Given problem =>
Each line that follows is to be retyped exactly.

BEGIN Provided information

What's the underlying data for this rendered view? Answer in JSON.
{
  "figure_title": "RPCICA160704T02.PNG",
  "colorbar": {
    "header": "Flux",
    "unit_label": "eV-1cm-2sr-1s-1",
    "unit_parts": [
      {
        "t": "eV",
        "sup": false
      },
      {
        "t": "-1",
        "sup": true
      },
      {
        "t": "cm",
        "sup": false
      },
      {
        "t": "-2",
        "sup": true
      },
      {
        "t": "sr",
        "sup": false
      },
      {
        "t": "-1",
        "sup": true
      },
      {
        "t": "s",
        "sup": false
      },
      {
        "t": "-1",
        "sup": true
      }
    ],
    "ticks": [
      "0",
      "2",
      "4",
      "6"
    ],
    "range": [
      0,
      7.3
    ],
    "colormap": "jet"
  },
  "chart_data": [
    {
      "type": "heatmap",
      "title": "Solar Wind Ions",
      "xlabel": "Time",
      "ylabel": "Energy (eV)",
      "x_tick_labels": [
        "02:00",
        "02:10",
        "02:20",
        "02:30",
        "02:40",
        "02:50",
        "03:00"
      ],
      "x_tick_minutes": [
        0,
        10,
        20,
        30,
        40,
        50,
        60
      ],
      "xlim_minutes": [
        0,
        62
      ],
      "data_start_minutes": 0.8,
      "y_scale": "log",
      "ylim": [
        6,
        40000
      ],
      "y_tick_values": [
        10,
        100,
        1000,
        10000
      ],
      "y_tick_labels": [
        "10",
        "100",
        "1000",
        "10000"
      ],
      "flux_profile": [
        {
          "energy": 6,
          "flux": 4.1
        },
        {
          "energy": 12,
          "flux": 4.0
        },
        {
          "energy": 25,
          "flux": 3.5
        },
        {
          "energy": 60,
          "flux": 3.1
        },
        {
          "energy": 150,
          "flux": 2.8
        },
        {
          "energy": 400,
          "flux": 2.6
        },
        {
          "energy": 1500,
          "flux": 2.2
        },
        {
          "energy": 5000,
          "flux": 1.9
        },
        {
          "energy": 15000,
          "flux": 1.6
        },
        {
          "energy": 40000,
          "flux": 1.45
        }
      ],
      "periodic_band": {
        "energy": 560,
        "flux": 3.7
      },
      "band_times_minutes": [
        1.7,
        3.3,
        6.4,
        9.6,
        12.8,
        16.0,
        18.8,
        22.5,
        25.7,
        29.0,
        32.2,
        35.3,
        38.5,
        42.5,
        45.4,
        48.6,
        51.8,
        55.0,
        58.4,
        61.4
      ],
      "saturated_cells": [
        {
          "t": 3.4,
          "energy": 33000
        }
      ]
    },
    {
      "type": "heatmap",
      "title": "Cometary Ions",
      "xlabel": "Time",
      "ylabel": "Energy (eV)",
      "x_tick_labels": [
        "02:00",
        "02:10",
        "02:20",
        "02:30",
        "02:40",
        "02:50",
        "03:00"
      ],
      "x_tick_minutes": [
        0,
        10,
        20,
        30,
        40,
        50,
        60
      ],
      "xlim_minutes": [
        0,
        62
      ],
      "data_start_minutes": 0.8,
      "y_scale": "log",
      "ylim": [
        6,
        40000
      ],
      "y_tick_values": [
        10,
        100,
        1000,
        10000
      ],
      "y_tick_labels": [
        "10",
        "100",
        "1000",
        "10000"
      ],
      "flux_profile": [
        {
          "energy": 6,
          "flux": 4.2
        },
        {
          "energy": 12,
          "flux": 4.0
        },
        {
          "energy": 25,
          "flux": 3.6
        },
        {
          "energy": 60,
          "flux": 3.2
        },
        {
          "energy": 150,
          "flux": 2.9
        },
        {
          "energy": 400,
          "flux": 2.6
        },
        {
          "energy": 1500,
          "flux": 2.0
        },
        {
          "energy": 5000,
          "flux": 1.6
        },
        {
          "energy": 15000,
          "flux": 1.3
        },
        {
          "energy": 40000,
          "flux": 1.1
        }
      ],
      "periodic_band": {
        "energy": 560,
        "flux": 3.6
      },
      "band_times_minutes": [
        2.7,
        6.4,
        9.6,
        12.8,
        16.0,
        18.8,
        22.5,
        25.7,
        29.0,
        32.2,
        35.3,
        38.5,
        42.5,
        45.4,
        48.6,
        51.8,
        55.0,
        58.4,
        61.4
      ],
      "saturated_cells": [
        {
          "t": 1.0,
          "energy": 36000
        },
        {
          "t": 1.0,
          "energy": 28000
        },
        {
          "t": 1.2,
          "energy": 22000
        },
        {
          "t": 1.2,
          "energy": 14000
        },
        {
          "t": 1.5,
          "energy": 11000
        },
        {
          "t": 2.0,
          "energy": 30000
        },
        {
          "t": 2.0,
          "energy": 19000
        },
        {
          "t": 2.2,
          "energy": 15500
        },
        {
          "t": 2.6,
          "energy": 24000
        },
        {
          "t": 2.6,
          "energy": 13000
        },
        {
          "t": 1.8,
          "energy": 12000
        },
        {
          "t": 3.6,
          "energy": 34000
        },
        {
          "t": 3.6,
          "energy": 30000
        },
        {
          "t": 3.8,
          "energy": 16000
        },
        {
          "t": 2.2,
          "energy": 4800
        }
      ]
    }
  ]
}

END Provided information

Solution for this task =>
What's the underlying data for this rendered view? Answer in JSON.
{
  "figure_title": "RPCICA160704T02.PNG",
  "colorbar": {
    "header": "Flux",
    "unit_label": "eV-1cm-2sr-1s-1",
    "unit_parts": [
      {
        "t": "eV",
        "sup": false
      },
      {
        "t": "-1",
        "sup": true
      },
      {
        "t": "cm",
        "sup": false
      },
      {
        "t": "-2",
        "sup": true
      },
      {
        "t": "sr",
        "sup": false
      },
      {
        "t": "-1",
        "sup": true
      },
      {
        "t": "s",
        "sup": false
      },
      {
        "t": "-1",
        "sup": true
      }
    ],
    "ticks": [
      "0",
      "2",
      "4",
      "6"
    ],
    "range": [
      0,
      7.3
    ],
    "colormap": "jet"
  },
  "chart_data": [
    {
      "type": "heatmap",
      "title": "Solar Wind Ions",
      "xlabel": "Time",
      "ylabel": "Energy (eV)",
      "x_tick_labels": [
        "02:00",
        "02:10",
        "02:20",
        "02:30",
        "02:40",
        "02:50",
        "03:00"
      ],
      "x_tick_minutes": [
        0,
        10,
        20,
        30,
        40,
        50,
        60
      ],
      "xlim_minutes": [
        0,
        62
      ],
      "data_start_minutes": 0.8,
      "y_scale": "log",
      "ylim": [
        6,
        40000
      ],
      "y_tick_values": [
        10,
        100,
        1000,
        10000
      ],
      "y_tick_labels": [
        "10",
        "100",
        "1000",
        "10000"
      ],
      "flux_profile": [
        {
          "energy": 6,
          "flux": 4.1
        },
        {
          "energy": 12,
          "flux": 4.0
        },
        {
          "energy": 25,
          "flux": 3.5
        },
        {
          "energy": 60,
          "flux": 3.1
        },
        {
          "energy": 150,
          "flux": 2.8
        },
        {
          "energy": 400,
          "flux": 2.6
        },
        {
          "energy": 1500,
          "flux": 2.2
        },
        {
          "energy": 5000,
          "flux": 1.9
        },
        {
          "energy": 15000,
          "flux": 1.6
        },
        {
          "energy": 40000,
          "flux": 1.45
        }
      ],
      "periodic_band": {
        "energy": 560,
        "flux": 3.7
      },
      "band_times_minutes": [
        1.7,
        3.3,
        6.4,
        9.6,
        12.8,
        16.0,
        18.8,
        22.5,
        25.7,
        29.0,
        32.2,
        35.3,
        38.5,
        42.5,
        45.4,
        48.6,
        51.8,
        55.0,
        58.4,
        61.4
      ],
      "saturated_cells": [
        {
          "t": 3.4,
          "energy": 33000
        }
      ]
    },
    {
      "type": "heatmap",
      "title": "Cometary Ions",
      "xlabel": "Time",
      "ylabel": "Energy (eV)",
      "x_tick_labels": [
        "02:00",
        "02:10",
        "02:20",
        "02:30",
        "02:40",
        "02:50",
        "03:00"
      ],
      "x_tick_minutes": [
        0,
        10,
        20,
        30,
        40,
        50,
        60
      ],
      "xlim_minutes": [
        0,
        62
      ],
      "data_start_minutes": 0.8,
      "y_scale": "log",
      "ylim": [
        6,
        40000
      ],
      "y_tick_values": [
        10,
        100,
        1000,
        10000
      ],
      "y_tick_labels": [
        "10",
        "100",
        "1000",
        "10000"
      ],
      "flux_profile": [
        {
          "energy": 6,
          "flux": 4.2
        },
        {
          "energy": 12,
          "flux": 4.0
        },
        {
          "energy": 25,
          "flux": 3.6
        },
        {
          "energy": 60,
          "flux": 3.2
        },
        {
          "energy": 150,
          "flux": 2.9
        },
        {
          "energy": 400,
          "flux": 2.6
        },
        {
          "energy": 1500,
          "flux": 2.0
        },
        {
          "energy": 5000,
          "flux": 1.6
        },
        {
          "energy": 15000,
          "flux": 1.3
        },
        {
          "energy": 40000,
          "flux": 1.1
        }
      ],
      "periodic_band": {
        "energy": 560,
        "flux": 3.6
      },
      "band_times_minutes": [
        2.7,
        6.4,
        9.6,
        12.8,
        16.0,
        18.8,
        22.5,
        25.7,
        29.0,
        32.2,
        35.3,
        38.5,
        42.5,
        45.4,
        48.6,
        51.8,
        55.0,
        58.4,
        61.4
      ],
      "saturated_cells": [
        {
          "t": 1.0,
          "energy": 36000
        },
        {
          "t": 1.0,
          "energy": 28000
        },
        {
          "t": 1.2,
          "energy": 22000
        },
        {
          "t": 1.2,
          "energy": 14000
        },
        {
          "t": 1.5,
          "energy": 11000
        },
        {
          "t": 2.0,
          "energy": 30000
        },
        {
          "t": 2.0,
          "energy": 19000
        },
        {
          "t": 2.2,
          "energy": 15500
        },
        {
          "t": 2.6,
          "energy": 24000
        },
        {
          "t": 2.6,
          "energy": 13000
        },
        {
          "t": 1.8,
          "energy": 12000
        },
        {
          "t": 3.6,
          "energy": 34000
        },
        {
          "t": 3.6,
          "energy": 30000
        },
        {
          "t": 3.8,
          "energy": 16000
        },
        {
          "t": 2.2,
          "energy": 4800
        }
      ]
    }
  ]
}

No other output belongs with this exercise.